> [The problem]:
Go through the entries below and copy each line containing the word "format".

═══ Extracted material

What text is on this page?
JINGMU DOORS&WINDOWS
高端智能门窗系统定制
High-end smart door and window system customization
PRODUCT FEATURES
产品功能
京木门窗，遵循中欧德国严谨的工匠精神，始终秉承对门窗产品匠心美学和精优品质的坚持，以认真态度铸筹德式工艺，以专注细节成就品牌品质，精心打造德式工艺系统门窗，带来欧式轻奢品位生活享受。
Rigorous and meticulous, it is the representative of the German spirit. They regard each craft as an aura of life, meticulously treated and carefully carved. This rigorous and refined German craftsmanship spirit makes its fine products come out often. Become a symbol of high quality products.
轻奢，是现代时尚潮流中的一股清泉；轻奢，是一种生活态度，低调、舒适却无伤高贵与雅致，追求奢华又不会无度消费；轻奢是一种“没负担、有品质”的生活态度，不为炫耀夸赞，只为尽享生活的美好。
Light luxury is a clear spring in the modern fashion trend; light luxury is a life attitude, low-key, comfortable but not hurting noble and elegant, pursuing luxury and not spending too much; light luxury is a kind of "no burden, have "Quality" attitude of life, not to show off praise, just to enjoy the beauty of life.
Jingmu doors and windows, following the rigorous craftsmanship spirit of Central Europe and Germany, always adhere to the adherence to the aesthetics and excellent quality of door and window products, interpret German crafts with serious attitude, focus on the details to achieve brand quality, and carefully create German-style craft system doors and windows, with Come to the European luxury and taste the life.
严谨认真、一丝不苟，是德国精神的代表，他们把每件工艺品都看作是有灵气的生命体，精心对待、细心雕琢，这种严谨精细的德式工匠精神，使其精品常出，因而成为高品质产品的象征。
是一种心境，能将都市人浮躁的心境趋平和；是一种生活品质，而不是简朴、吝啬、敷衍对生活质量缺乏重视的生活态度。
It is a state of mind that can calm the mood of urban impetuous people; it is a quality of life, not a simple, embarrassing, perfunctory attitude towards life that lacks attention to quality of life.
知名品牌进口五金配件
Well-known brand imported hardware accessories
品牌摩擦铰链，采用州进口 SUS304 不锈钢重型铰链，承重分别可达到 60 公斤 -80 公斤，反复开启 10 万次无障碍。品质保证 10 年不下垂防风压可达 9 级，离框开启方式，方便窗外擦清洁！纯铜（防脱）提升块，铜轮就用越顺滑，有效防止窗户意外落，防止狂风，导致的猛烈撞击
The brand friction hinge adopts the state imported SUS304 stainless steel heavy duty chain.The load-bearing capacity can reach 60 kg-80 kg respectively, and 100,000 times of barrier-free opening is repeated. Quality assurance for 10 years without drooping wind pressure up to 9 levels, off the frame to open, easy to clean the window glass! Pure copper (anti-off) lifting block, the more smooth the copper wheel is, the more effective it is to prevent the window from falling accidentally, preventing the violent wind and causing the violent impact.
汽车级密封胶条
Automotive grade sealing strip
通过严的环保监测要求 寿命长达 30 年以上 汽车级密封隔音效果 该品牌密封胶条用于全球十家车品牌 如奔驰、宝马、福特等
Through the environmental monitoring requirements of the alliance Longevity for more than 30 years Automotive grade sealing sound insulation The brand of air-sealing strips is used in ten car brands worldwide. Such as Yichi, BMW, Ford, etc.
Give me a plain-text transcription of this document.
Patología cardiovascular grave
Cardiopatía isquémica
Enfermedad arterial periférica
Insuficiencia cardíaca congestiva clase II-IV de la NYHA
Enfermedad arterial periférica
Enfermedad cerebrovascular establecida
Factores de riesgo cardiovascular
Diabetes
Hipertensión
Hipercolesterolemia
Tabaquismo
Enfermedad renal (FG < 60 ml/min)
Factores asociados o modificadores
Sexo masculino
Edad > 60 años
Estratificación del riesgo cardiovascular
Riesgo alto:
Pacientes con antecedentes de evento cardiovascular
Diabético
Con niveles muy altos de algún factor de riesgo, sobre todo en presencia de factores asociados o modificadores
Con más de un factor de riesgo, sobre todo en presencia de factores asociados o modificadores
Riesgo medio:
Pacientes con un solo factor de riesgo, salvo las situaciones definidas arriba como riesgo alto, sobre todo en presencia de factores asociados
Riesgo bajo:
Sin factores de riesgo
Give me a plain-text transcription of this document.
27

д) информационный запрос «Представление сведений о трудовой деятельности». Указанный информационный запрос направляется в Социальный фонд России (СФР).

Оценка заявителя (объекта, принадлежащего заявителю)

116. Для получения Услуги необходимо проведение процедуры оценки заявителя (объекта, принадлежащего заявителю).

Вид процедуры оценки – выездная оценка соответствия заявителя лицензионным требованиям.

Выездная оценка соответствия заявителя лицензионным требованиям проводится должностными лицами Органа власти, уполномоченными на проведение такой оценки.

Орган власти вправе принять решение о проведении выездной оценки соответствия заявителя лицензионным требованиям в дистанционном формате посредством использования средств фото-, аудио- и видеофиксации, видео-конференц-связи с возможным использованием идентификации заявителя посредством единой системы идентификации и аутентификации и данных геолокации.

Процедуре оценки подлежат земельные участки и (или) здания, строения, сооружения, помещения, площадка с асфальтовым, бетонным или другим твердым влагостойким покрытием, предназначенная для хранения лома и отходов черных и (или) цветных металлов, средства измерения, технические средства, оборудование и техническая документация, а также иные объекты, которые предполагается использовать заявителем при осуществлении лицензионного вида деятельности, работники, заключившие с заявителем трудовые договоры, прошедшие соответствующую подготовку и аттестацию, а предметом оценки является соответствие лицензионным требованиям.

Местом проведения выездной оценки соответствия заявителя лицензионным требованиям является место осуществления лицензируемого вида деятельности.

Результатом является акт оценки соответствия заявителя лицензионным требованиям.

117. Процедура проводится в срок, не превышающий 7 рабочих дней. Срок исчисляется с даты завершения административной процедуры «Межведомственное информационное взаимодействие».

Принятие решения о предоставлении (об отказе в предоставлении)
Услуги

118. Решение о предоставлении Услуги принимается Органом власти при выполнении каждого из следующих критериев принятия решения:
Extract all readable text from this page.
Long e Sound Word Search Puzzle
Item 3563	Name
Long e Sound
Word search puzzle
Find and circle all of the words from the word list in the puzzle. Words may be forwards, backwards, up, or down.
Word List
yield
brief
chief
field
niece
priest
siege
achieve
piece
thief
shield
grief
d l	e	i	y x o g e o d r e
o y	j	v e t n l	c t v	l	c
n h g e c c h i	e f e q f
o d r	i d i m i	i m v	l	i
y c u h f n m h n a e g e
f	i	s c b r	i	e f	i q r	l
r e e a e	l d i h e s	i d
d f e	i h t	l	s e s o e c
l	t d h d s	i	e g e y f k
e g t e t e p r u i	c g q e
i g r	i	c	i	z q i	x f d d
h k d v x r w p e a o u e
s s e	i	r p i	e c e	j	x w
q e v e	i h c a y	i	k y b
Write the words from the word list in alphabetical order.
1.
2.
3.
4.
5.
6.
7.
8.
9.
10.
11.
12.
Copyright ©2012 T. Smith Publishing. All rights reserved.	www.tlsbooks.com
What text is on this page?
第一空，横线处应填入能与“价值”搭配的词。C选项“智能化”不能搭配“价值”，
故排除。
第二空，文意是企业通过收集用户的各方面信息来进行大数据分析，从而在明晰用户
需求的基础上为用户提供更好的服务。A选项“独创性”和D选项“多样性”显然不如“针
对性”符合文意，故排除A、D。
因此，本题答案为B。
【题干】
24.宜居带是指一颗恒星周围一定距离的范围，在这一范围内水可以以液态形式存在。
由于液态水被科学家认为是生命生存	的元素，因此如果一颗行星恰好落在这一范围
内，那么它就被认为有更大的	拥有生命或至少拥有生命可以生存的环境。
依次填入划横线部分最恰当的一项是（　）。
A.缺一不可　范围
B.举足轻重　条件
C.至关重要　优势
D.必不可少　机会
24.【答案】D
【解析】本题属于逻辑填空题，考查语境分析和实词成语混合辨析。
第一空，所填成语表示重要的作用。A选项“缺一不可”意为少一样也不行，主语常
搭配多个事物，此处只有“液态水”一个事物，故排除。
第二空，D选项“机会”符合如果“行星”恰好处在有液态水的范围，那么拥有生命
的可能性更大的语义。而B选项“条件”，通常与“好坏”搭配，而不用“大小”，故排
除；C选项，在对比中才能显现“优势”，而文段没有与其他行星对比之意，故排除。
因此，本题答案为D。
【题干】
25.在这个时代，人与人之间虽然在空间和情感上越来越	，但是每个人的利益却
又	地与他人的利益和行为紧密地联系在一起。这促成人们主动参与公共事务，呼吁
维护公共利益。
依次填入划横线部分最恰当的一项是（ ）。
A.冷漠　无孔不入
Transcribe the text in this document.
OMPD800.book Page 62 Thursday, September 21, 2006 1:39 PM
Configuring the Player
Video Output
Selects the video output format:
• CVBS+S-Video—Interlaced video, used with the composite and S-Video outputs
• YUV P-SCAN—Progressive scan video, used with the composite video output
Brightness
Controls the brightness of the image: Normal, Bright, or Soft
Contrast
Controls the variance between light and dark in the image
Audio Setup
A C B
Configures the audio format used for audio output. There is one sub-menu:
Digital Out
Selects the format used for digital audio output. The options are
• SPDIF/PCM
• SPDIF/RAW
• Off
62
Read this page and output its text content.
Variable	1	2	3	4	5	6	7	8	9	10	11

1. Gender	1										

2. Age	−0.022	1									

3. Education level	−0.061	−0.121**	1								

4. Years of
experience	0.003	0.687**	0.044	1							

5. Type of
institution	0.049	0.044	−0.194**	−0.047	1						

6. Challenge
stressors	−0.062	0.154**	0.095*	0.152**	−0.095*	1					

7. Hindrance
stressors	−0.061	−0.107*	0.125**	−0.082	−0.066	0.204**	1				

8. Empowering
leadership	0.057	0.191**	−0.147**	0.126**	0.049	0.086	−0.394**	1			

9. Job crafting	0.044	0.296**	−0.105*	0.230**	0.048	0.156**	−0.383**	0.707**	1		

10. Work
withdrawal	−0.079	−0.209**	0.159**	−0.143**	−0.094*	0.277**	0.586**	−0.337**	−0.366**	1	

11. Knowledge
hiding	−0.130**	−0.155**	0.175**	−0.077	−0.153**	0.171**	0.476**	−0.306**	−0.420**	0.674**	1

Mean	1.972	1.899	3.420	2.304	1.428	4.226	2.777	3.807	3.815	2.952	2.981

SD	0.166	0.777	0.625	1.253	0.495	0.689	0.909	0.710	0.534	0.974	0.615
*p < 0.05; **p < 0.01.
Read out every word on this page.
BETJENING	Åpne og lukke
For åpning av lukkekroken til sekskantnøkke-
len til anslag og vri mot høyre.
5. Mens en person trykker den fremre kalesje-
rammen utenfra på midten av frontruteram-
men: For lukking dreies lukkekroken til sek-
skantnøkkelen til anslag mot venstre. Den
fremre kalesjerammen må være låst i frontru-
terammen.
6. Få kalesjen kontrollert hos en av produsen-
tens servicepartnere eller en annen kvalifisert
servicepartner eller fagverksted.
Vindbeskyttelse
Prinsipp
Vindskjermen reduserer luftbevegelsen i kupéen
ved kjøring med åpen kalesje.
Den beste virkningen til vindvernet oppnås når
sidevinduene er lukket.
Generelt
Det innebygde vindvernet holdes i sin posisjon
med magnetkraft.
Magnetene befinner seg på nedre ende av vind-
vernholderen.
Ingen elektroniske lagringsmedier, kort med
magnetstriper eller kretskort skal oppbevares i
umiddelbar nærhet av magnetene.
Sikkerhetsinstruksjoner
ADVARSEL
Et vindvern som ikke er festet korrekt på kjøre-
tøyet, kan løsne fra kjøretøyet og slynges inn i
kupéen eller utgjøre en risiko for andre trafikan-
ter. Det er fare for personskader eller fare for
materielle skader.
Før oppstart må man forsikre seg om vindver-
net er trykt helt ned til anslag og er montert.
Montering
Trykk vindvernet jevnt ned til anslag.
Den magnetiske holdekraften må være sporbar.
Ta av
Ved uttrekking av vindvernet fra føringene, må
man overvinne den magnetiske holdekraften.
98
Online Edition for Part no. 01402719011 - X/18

══════

> [Solution]:
Selects the video output format:
Configures the audio format used for audio output. There is one sub-menu:
Selects the format used for digital audio output. The options are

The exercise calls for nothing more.